* [Stated goal]: Omit any picture, and return the remaining data exactly as written.

* [Source material]:

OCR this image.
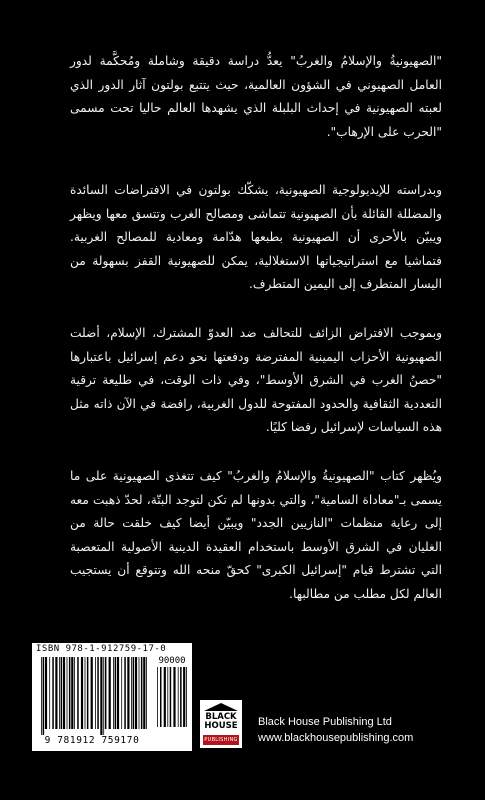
"الصهيونيةُ والإسلامُ والغربُ" يعدُّ دراسة دقيقة وشاملة ومُحكَّمة لدور العامل الصهيوني في الشؤون العالمية، حيث يتتبع بولتون آثار الدور الذي لعبته الصهيونية في إحداث البلبلة الذي يشهدها العالم حاليا تحت مسمى "الحرب على الإرهاب".

وبدراسته للإيديولوجية الصهيونية، يشكّك بولتون في الافتراضات السائدة والمضللة القائلة بأن الصهيونية تتماشى ومصالح الغرب وتتسق معها ويظهر ويبيّن بالأحرى أن الصهيونية بطبعها هدّامة ومعادية للمصالح الغربية. فتماشيا مع استراتيجياتها الاستغلالية، يمكن للصهيونية القفز بسهولة من اليسار المتطرف إلى اليمين المتطرف.

وبموجب الافتراض الزائف للتحالف ضد العدوّ المشترك، الإسلام، أضلت الصهيونية الأحزاب اليمينية المفترضة ودفعتها نحو دعم إسرائيل باعتبارها "حصنُ الغرب في الشرق الأوسط"، وفي ذات الوقت، في طليعة ترقية التعددية الثقافية والحدود المفتوحة للدول الغربية، رافضة في الآن ذاته مثل هذه السياسات لإسرائيل رفضا كليًا.

ويُظهر كتاب "الصهيونيةُ والإسلامُ والغربُ" كيف تتغذى الصهيونية على ما يسمى بـ"معاداة السامية"، والتي بدونها لم تكن لتوجد البتّة، لحدّ ذهبت معه إلى رعاية منظمات "النازيين الجدد" ويبيّن أيضا كيف خلقت حالة من الغليان في الشرق الأوسط باستخدام العقيدة الدينية الأصولية المتعصبة التي تشترط قيام "إسرائيل الكبرى" كحقّ منحه الله وتتوقع أن يستجيب العالم لكل مطلب من مطالبها.

ISBN 978-1-912759-17-0
90000
9 781912 759170
BLACK
HOUSE
PUBLISHING
Black House Publishing Ltd
www.blackhousepublishing.com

* [Final result]:
OCR this image.
"الصهيونيةُ والإسلامُ والغربُ" يعدُّ دراسة دقيقة وشاملة ومُحكَّمة لدور العامل الصهيوني في الشؤون العالمية، حيث يتتبع بولتون آثار الدور الذي لعبته الصهيونية في إحداث البلبلة الذي يشهدها العالم حاليا تحت مسمى "الحرب على الإرهاب".

وبدراسته للإيديولوجية الصهيونية، يشكّك بولتون في الافتراضات السائدة والمضللة القائلة بأن الصهيونية تتماشى ومصالح الغرب وتتسق معها ويظهر ويبيّن بالأحرى أن الصهيونية بطبعها هدّامة ومعادية للمصالح الغربية. فتماشيا مع استراتيجياتها الاستغلالية، يمكن للصهيونية القفز بسهولة من اليسار المتطرف إلى اليمين المتطرف.

وبموجب الافتراض الزائف للتحالف ضد العدوّ المشترك، الإسلام، أضلت الصهيونية الأحزاب اليمينية المفترضة ودفعتها نحو دعم إسرائيل باعتبارها "حصنُ الغرب في الشرق الأوسط"، وفي ذات الوقت، في طليعة ترقية التعددية الثقافية والحدود المفتوحة للدول الغربية، رافضة في الآن ذاته مثل هذه السياسات لإسرائيل رفضا كليًا.

ويُظهر كتاب "الصهيونيةُ والإسلامُ والغربُ" كيف تتغذى الصهيونية على ما يسمى بـ"معاداة السامية"، والتي بدونها لم تكن لتوجد البتّة، لحدّ ذهبت معه إلى رعاية منظمات "النازيين الجدد" ويبيّن أيضا كيف خلقت حالة من الغليان في الشرق الأوسط باستخدام العقيدة الدينية الأصولية المتعصبة التي تشترط قيام "إسرائيل الكبرى" كحقّ منحه الله وتتوقع أن يستجيب العالم لكل مطلب من مطالبها.

ISBN 978-1-912759-17-0
90000
9 781912 759170
BLACK
HOUSE
PUBLISHING
Black House Publishing Ltd
www.blackhousepublishing.com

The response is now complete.